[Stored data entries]

· · · ·

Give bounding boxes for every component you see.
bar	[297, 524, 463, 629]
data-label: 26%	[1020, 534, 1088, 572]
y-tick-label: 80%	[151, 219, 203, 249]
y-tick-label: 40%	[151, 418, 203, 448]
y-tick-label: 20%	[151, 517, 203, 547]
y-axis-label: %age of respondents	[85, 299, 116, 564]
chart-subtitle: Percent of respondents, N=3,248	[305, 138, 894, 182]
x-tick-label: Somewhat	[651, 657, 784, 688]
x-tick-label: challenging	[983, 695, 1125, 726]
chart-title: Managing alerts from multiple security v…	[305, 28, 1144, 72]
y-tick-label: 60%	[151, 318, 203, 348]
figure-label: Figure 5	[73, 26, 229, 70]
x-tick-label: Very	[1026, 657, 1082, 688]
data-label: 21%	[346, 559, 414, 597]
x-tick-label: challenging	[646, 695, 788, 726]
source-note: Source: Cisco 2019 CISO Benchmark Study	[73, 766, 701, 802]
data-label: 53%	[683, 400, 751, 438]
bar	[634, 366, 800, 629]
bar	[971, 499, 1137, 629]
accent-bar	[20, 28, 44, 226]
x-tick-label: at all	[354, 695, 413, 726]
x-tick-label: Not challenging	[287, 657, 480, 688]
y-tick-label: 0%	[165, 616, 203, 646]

· · · ·

▶ What to do:
Turn the lines above into a numbered list, omitting any blank lines.

▶ Output:
1. Give bounding boxes for every component you see.
2. bar	[297, 524, 463, 629]
3. data-label: 26%	[1020, 534, 1088, 572]
4. y-tick-label: 80%	[151, 219, 203, 249]
5. y-tick-label: 40%	[151, 418, 203, 448]
6. y-tick-label: 20%	[151, 517, 203, 547]
7. y-axis-label: %age of respondents	[85, 299, 116, 564]
8. chart-subtitle: Percent of respondents, N=3,248	[305, 138, 894, 182]
9. x-tick-label: Somewhat	[651, 657, 784, 688]
10. x-tick-label: challenging	[983, 695, 1125, 726]
11. chart-title: Managing alerts from multiple security v…	[305, 28, 1144, 72]
12. y-tick-label: 60%	[151, 318, 203, 348]
13. figure-label: Figure 5	[73, 26, 229, 70]
14. x-tick-label: Very	[1026, 657, 1082, 688]
15. data-label: 21%	[346, 559, 414, 597]
16. x-tick-label: challenging	[646, 695, 788, 726]
17. source-note: Source: Cisco 2019 CISO Benchmark Study	[73, 766, 701, 802]
18. data-label: 53%	[683, 400, 751, 438]
19. bar	[634, 366, 800, 629]
20. bar	[971, 499, 1137, 629]
21. accent-bar	[20, 28, 44, 226]
22. x-tick-label: at all	[354, 695, 413, 726]
23. x-tick-label: Not challenging	[287, 657, 480, 688]
24. y-tick-label: 0%	[165, 616, 203, 646]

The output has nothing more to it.